Requirements →
The data below is to be returned in full and exactly.
-------- Provided data
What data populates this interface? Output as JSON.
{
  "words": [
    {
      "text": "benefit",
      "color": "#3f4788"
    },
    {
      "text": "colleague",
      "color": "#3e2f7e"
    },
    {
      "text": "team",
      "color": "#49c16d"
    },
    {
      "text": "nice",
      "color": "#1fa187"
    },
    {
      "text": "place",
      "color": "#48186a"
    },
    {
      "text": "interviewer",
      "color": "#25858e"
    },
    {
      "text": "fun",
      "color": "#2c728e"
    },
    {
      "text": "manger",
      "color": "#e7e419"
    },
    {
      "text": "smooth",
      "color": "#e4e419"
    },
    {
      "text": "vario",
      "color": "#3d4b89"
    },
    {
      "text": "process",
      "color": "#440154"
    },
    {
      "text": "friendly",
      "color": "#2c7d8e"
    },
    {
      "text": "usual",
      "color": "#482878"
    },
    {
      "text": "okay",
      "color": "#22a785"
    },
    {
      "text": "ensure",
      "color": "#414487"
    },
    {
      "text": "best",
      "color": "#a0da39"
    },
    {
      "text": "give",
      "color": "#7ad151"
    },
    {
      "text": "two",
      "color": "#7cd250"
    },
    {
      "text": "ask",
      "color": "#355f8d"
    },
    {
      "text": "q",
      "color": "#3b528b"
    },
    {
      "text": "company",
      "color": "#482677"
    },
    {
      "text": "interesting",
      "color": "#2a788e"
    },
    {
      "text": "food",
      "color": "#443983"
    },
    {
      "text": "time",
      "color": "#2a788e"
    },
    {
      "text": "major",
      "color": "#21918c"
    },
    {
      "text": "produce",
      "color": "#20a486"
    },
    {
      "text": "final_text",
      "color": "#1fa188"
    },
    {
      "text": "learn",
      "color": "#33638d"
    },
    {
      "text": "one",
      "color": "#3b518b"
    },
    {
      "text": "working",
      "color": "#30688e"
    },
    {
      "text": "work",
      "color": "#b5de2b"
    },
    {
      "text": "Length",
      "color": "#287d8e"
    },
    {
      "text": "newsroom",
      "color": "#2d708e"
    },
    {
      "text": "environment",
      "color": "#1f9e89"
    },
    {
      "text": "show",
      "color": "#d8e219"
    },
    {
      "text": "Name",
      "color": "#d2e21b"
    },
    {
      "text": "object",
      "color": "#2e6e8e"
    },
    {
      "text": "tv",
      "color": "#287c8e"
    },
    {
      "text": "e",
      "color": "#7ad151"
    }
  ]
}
----------------
Reply to the exercise →
What data populates this interface? Output as JSON.
{
  "words": [
    {
      "text": "benefit",
      "color": "#3f4788"
    },
    {
      "text": "colleague",
      "color": "#3e2f7e"
    },
    {
      "text": "team",
      "color": "#49c16d"
    },
    {
      "text": "nice",
      "color": "#1fa187"
    },
    {
      "text": "place",
      "color": "#48186a"
    },
    {
      "text": "interviewer",
      "color": "#25858e"
    },
    {
      "text": "fun",
      "color": "#2c728e"
    },
    {
      "text": "manger",
      "color": "#e7e419"
    },
    {
      "text": "smooth",
      "color": "#e4e419"
    },
    {
      "text": "vario",
      "color": "#3d4b89"
    },
    {
      "text": "process",
      "color": "#440154"
    },
    {
      "text": "friendly",
      "color": "#2c7d8e"
    },
    {
      "text": "usual",
      "color": "#482878"
    },
    {
      "text": "okay",
      "color": "#22a785"
    },
    {
      "text": "ensure",
      "color": "#414487"
    },
    {
      "text": "best",
      "color": "#a0da39"
    },
    {
      "text": "give",
      "color": "#7ad151"
    },
    {
      "text": "two",
      "color": "#7cd250"
    },
    {
      "text": "ask",
      "color": "#355f8d"
    },
    {
      "text": "q",
      "color": "#3b528b"
    },
    {
      "text": "company",
      "color": "#482677"
    },
    {
      "text": "interesting",
      "color": "#2a788e"
    },
    {
      "text": "food",
      "color": "#443983"
    },
    {
      "text": "time",
      "color": "#2a788e"
    },
    {
      "text": "major",
      "color": "#21918c"
    },
    {
      "text": "produce",
      "color": "#20a486"
    },
    {
      "text": "final_text",
      "color": "#1fa188"
    },
    {
      "text": "learn",
      "color": "#33638d"
    },
    {
      "text": "one",
      "color": "#3b518b"
    },
    {
      "text": "working",
      "color": "#30688e"
    },
    {
      "text": "work",
      "color": "#b5de2b"
    },
    {
      "text": "Length",
      "color": "#287d8e"
    },
    {
      "text": "newsroom",
      "color": "#2d708e"
    },
    {
      "text": "environment",
      "color": "#1f9e89"
    },
    {
      "text": "show",
      "color": "#d8e219"
    },
    {
      "text": "Name",
      "color": "#d2e21b"
    },
    {
      "text": "object",
      "color": "#2e6e8e"
    },
    {
      "text": "tv",
      "color": "#287c8e"
    },
    {
      "text": "e",
      "color": "#7ad151"
    }
  ]
}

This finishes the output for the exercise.